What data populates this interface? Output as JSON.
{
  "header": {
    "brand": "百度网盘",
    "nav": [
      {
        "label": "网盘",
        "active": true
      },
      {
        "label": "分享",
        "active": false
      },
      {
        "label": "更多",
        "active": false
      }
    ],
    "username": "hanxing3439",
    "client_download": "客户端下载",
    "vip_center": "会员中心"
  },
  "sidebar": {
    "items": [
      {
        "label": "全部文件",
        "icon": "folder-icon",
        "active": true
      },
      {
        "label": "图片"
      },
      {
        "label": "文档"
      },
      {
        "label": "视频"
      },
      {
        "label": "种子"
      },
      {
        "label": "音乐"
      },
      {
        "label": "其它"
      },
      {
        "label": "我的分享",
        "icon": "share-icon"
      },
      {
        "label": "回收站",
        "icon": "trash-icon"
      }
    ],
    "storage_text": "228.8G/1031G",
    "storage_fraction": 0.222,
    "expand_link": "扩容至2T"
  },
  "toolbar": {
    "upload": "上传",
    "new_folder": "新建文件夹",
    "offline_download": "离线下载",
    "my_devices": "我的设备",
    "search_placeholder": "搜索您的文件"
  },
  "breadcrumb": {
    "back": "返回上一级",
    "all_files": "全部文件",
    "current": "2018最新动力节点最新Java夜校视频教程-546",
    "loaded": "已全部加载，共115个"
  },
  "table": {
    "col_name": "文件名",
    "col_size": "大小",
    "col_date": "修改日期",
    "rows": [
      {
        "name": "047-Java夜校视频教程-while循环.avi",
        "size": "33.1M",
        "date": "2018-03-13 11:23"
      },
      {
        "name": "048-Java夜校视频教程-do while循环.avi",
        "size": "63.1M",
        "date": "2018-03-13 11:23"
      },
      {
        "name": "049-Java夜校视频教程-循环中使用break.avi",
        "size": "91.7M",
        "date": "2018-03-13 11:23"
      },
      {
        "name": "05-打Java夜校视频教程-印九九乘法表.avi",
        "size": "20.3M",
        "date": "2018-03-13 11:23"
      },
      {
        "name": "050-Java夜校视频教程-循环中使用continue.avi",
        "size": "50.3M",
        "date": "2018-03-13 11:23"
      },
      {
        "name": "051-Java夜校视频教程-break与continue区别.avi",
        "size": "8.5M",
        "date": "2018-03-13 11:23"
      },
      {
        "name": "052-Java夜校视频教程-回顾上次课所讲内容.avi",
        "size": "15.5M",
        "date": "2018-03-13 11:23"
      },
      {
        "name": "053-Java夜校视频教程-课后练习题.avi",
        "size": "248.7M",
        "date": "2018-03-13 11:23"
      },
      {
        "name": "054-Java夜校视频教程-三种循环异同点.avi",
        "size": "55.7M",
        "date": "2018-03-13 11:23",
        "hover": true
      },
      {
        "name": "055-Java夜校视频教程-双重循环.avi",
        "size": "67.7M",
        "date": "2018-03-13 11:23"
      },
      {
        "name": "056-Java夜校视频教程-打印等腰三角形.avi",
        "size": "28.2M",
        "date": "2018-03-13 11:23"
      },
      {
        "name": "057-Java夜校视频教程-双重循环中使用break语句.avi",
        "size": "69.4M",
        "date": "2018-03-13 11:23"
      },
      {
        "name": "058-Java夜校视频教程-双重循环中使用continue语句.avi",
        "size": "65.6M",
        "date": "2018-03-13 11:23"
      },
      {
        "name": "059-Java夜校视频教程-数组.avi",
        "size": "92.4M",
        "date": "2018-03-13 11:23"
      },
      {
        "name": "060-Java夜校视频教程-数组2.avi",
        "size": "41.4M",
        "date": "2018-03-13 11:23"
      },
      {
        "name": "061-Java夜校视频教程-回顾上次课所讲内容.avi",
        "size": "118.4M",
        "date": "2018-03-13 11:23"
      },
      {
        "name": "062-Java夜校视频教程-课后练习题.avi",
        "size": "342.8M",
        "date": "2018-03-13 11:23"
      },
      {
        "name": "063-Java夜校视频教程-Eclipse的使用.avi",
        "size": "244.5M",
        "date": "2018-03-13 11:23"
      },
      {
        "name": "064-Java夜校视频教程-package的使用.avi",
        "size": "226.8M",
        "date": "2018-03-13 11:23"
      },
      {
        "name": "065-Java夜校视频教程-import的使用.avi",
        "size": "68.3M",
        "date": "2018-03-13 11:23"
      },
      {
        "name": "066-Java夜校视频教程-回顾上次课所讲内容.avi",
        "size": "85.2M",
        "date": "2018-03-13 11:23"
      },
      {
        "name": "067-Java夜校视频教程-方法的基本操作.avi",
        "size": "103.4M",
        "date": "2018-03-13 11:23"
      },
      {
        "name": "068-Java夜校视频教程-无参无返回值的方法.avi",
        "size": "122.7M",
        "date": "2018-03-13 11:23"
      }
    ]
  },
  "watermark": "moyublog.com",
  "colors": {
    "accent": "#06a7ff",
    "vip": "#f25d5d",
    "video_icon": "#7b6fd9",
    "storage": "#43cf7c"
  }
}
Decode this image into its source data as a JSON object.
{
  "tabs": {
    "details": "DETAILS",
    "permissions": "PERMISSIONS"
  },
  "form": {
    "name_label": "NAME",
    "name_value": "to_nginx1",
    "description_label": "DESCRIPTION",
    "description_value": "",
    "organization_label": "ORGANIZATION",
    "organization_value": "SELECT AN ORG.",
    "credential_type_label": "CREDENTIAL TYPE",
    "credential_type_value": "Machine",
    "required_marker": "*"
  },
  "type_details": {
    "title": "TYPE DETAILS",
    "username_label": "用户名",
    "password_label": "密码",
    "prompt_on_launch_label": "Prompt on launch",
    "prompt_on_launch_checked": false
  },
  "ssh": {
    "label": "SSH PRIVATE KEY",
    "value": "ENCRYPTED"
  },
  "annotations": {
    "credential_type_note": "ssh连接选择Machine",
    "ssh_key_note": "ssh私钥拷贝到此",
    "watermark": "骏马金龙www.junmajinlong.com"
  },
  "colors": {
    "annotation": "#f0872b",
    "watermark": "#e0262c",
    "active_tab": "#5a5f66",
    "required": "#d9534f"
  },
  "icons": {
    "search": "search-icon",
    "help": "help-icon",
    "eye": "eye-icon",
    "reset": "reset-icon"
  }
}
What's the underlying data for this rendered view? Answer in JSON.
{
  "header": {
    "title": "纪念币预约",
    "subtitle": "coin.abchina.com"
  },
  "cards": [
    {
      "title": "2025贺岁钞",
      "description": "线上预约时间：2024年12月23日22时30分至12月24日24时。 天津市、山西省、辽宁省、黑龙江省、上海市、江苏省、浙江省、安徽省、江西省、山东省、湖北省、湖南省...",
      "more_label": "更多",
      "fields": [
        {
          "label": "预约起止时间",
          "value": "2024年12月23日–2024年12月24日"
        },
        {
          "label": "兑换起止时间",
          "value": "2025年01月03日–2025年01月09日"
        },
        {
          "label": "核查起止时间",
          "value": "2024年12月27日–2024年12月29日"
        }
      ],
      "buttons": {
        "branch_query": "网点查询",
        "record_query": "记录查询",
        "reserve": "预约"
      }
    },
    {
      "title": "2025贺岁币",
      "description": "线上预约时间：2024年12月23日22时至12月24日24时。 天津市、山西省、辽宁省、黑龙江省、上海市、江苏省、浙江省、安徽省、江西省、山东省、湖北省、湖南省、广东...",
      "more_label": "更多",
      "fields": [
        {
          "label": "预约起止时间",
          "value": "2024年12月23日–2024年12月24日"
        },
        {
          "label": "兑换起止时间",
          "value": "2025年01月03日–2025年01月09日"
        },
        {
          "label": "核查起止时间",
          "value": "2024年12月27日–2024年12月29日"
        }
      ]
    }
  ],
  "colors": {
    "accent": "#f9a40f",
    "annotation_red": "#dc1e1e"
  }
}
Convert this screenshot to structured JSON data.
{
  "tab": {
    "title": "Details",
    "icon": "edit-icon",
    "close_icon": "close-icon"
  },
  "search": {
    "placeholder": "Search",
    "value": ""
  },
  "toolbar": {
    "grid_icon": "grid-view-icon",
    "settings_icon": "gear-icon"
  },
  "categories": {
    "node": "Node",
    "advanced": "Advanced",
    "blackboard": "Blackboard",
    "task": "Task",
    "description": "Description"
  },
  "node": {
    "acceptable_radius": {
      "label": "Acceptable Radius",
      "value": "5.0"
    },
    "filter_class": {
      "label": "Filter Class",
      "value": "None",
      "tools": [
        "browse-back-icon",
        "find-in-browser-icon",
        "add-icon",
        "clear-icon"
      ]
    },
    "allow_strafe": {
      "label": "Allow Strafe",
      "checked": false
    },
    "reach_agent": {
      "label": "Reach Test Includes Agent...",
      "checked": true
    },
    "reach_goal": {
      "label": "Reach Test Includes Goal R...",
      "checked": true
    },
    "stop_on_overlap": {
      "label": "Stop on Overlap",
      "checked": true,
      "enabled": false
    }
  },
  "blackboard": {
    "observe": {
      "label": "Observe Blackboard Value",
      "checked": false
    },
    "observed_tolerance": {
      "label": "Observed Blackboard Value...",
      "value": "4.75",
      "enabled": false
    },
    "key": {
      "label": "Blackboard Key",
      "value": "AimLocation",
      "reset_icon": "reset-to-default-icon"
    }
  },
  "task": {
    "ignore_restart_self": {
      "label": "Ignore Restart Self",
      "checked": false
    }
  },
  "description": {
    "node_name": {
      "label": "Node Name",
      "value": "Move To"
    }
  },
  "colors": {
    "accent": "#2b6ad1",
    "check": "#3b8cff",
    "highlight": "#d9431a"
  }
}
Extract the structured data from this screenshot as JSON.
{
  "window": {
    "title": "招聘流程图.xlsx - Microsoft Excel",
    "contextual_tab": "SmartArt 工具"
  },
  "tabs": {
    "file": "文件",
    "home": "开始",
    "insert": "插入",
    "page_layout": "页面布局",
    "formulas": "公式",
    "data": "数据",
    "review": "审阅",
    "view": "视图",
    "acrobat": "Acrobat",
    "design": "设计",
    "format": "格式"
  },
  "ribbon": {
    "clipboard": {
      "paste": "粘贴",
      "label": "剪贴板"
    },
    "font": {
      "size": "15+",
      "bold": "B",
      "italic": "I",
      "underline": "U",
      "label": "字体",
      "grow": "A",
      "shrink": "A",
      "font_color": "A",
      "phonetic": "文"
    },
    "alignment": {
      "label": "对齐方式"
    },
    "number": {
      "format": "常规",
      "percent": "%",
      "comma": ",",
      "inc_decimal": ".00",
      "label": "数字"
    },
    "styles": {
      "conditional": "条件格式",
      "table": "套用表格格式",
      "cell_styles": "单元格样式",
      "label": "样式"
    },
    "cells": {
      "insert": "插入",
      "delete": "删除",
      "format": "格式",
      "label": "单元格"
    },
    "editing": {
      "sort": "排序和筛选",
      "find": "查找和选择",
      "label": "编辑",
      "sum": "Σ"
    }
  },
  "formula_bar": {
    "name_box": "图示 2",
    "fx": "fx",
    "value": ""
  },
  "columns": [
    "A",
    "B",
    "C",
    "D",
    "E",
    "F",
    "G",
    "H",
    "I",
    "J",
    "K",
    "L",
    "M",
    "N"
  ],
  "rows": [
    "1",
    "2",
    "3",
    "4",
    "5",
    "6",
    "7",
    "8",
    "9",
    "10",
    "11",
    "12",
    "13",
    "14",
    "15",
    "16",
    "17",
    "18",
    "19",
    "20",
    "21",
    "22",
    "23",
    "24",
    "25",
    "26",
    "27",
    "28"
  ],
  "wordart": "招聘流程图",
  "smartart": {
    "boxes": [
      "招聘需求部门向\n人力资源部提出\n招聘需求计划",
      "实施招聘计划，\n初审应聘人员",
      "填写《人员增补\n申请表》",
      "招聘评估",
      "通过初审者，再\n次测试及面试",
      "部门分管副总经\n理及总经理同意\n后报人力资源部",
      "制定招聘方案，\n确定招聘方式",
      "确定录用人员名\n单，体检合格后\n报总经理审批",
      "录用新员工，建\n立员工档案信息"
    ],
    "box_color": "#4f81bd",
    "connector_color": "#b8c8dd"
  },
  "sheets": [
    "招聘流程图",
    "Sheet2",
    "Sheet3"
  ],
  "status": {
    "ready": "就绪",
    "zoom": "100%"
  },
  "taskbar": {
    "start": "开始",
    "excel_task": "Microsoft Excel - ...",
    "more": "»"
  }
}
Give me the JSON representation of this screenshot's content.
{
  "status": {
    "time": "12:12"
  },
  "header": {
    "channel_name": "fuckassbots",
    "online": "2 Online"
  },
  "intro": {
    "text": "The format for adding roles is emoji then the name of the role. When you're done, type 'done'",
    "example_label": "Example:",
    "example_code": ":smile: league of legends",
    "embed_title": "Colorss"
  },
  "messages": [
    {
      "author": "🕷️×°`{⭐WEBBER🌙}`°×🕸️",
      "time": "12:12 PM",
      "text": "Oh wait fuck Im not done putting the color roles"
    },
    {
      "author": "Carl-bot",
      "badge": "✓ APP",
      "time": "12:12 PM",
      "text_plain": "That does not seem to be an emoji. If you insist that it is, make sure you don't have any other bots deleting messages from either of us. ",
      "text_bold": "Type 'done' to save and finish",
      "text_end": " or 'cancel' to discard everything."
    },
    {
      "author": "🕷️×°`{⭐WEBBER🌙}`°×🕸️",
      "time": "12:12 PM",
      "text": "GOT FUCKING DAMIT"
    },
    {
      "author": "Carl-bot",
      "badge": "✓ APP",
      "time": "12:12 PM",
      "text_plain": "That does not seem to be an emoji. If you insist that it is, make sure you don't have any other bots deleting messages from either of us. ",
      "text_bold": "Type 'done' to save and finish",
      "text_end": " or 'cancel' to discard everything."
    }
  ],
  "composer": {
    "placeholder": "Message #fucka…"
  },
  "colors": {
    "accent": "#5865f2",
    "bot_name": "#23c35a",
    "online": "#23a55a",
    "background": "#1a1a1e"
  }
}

------------

Show every line in the entries where the string "roles" occurs.

• [Solved problem]:
    "text": "The format for adding roles is emoji then the name of the role. When you're done, type 'done'",
      "text": "Oh wait fuck Im not done putting the color roles"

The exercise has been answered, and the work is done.